WRITTEN INSTRUCTION
Print the listing as it stands, omitting all images.

RECORDS FOR THE TASK

------------------------------------------------------------

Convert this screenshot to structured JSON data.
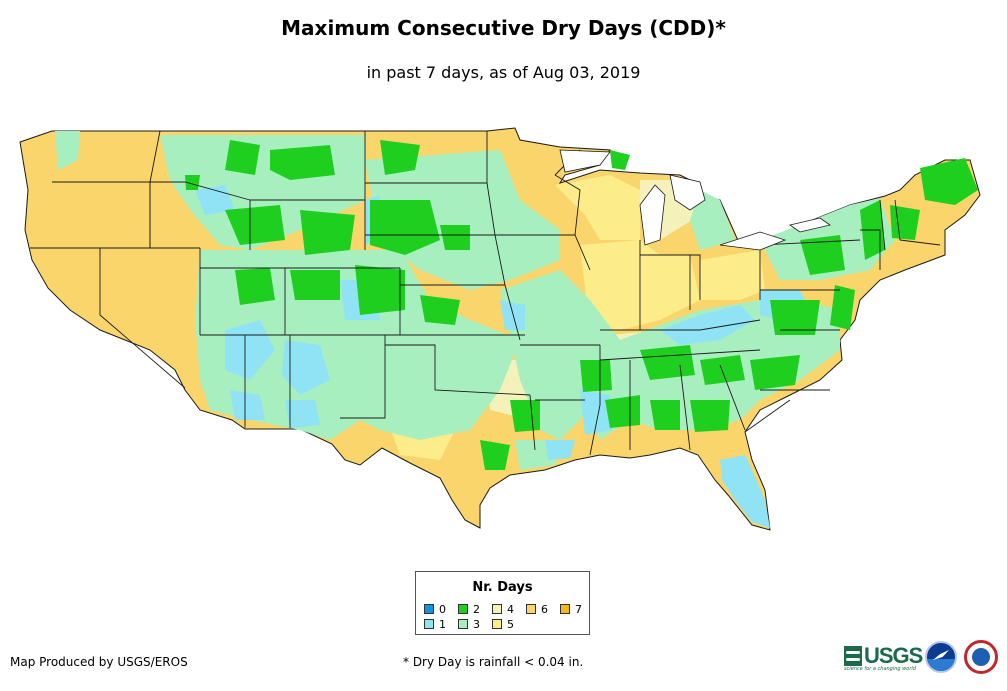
{
  "header": {
    "title": "Maximum Consecutive Dry Days (CDD)*",
    "subtitle": "in past 7 days, as of Aug 03, 2019"
  },
  "legend": {
    "title": "Nr. Days",
    "items": [
      {
        "label": "0",
        "color": "#0f95dd"
      },
      {
        "label": "1",
        "color": "#8fe3f5"
      },
      {
        "label": "2",
        "color": "#1fcf1f"
      },
      {
        "label": "3",
        "color": "#a8efc0"
      },
      {
        "label": "4",
        "color": "#f4f2ba"
      },
      {
        "label": "5",
        "color": "#fdec8a"
      },
      {
        "label": "6",
        "color": "#f9d56b"
      },
      {
        "label": "7",
        "color": "#f7b817"
      }
    ]
  },
  "footer": {
    "credit": "Map Produced by USGS/EROS",
    "note": "* Dry Day is rainfall < 0.04 in.",
    "usgs_logo": "USGS",
    "usgs_tagline": "science for a changing world"
  },
  "colors": {
    "state_border": "#1a1a1a",
    "dry_base": "#f9d56b"
  }
}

------------------------------------------------------------

FULL ANSWER
Convert this screenshot to structured JSON data.
{
  "header": {
    "title": "Maximum Consecutive Dry Days (CDD)*",
    "subtitle": "in past 7 days, as of Aug 03, 2019"
  },
  "legend": {
    "title": "Nr. Days",
    "items": [
      {
        "label": "0",
        "color": "#0f95dd"
      },
      {
        "label": "1",
        "color": "#8fe3f5"
      },
      {
        "label": "2",
        "color": "#1fcf1f"
      },
      {
        "label": "3",
        "color": "#a8efc0"
      },
      {
        "label": "4",
        "color": "#f4f2ba"
      },
      {
        "label": "5",
        "color": "#fdec8a"
      },
      {
        "label": "6",
        "color": "#f9d56b"
      },
      {
        "label": "7",
        "color": "#f7b817"
      }
    ]
  },
  "footer": {
    "credit": "Map Produced by USGS/EROS",
    "note": "* Dry Day is rainfall < 0.04 in.",
    "usgs_logo": "USGS",
    "usgs_tagline": "science for a changing world"
  },
  "colors": {
    "state_border": "#1a1a1a",
    "dry_base": "#f9d56b"
  }
}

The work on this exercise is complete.